• Excerpted data:
- - - -

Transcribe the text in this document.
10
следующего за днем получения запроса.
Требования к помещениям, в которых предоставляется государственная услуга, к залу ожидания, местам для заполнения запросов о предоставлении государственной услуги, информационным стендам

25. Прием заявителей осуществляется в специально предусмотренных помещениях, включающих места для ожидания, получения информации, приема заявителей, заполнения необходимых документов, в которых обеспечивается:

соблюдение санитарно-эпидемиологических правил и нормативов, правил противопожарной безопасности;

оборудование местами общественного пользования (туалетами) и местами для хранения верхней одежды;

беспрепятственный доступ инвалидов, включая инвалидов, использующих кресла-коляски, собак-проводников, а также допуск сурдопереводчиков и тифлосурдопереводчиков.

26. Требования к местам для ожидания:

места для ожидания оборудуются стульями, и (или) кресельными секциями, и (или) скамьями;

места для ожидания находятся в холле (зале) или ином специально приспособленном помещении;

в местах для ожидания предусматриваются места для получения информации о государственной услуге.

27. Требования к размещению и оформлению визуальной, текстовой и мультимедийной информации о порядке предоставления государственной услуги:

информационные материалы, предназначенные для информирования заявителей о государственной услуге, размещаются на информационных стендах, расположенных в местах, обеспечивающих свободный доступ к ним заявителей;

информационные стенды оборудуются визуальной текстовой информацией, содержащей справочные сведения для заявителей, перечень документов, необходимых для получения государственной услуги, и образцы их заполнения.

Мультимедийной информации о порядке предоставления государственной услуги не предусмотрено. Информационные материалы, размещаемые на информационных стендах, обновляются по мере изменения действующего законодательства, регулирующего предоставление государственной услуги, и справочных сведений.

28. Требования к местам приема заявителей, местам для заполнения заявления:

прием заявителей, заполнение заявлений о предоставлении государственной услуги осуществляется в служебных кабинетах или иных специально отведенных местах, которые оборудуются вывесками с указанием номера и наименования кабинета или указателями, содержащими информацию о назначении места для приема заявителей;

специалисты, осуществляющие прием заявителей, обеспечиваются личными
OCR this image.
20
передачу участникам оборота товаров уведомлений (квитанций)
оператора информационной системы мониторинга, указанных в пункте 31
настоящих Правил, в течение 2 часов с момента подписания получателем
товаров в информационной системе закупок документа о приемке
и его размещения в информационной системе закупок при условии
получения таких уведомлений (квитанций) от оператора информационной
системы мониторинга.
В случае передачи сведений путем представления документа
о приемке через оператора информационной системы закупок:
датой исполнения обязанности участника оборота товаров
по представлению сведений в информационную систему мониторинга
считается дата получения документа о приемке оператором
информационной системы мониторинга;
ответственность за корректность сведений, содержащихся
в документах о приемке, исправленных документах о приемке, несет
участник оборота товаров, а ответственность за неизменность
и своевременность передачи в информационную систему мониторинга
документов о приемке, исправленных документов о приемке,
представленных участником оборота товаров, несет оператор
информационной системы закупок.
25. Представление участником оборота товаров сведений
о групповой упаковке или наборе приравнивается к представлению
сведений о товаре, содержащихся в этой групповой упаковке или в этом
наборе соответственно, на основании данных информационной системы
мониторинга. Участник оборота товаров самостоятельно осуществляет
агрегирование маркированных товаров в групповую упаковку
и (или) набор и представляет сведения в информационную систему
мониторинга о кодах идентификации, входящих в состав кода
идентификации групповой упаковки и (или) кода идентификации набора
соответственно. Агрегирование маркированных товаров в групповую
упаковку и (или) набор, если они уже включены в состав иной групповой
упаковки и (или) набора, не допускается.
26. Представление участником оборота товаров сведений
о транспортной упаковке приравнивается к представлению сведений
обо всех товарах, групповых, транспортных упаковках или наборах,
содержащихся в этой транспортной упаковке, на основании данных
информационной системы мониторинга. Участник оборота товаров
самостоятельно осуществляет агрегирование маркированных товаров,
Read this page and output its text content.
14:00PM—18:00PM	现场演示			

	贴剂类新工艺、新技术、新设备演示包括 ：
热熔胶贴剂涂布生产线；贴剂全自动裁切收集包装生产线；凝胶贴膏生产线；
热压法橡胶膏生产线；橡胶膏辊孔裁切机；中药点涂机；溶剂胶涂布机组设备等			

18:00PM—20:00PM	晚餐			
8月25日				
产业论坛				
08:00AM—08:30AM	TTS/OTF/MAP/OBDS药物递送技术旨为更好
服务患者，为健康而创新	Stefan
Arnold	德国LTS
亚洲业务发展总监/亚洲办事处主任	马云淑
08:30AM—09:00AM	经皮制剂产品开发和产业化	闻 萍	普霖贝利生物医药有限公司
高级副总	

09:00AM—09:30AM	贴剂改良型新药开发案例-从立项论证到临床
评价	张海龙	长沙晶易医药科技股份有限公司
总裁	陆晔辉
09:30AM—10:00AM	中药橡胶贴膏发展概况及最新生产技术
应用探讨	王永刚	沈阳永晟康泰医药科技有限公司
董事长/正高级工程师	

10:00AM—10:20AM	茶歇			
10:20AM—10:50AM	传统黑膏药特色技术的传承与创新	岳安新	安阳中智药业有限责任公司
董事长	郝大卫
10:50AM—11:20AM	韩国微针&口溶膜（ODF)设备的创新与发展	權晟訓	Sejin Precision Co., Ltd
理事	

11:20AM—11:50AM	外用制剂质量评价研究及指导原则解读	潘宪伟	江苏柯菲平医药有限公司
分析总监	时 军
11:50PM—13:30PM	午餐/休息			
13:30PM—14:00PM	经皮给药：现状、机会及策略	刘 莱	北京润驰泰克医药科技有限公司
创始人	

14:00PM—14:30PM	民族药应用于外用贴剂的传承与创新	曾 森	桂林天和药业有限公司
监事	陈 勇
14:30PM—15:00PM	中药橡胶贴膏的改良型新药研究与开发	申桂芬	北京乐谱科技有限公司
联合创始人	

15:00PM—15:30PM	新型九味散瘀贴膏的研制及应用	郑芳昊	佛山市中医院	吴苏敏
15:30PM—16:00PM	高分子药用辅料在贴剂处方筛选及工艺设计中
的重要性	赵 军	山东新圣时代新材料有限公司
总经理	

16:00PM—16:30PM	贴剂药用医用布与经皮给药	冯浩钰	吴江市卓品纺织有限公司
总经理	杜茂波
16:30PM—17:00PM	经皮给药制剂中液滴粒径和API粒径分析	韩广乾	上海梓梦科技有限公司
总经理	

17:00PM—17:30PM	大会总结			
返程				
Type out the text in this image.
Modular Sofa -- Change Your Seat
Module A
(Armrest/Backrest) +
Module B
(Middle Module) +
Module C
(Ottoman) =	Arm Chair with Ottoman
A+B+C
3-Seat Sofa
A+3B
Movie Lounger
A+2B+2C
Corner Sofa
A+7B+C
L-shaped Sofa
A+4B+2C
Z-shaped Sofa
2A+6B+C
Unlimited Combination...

- - - -

Return only the number of lines in the entries that contain the string "представлению".

3